Stored records:
|---|

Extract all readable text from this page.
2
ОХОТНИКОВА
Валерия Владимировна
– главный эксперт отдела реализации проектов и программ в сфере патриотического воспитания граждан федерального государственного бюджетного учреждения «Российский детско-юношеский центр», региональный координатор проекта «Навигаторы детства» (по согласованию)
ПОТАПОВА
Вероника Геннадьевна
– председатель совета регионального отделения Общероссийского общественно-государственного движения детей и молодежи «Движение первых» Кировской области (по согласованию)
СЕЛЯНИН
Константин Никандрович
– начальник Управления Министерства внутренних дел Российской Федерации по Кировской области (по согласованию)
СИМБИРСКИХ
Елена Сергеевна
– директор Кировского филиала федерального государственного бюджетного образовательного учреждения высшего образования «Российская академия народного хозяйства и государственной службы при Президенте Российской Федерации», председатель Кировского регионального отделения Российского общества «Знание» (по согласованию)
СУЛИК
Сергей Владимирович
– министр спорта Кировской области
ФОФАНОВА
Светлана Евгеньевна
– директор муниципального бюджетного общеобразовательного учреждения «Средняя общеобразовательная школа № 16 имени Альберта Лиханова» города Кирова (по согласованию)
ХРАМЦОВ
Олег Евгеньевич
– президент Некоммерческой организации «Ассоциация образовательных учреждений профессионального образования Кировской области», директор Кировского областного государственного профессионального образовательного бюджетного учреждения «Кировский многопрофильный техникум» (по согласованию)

|---|

- [YOUR TASK]: Look through the lines above and collect those with the word "области".

- [TASK ANSWER]:
– председатель совета регионального отделения Общероссийского общественно-государственного движения детей и молодежи «Движение первых» Кировской области (по согласованию)
– начальник Управления Министерства внутренних дел Российской Федерации по Кировской области (по согласованию)
– министр спорта Кировской области
– президент Некоммерческой организации «Ассоциация образовательных учреждений профессионального образования Кировской области», директор Кировского областного государственного профессионального образовательного бюджетного учреждения «Кировский многопрофильный техникум» (по согласованию)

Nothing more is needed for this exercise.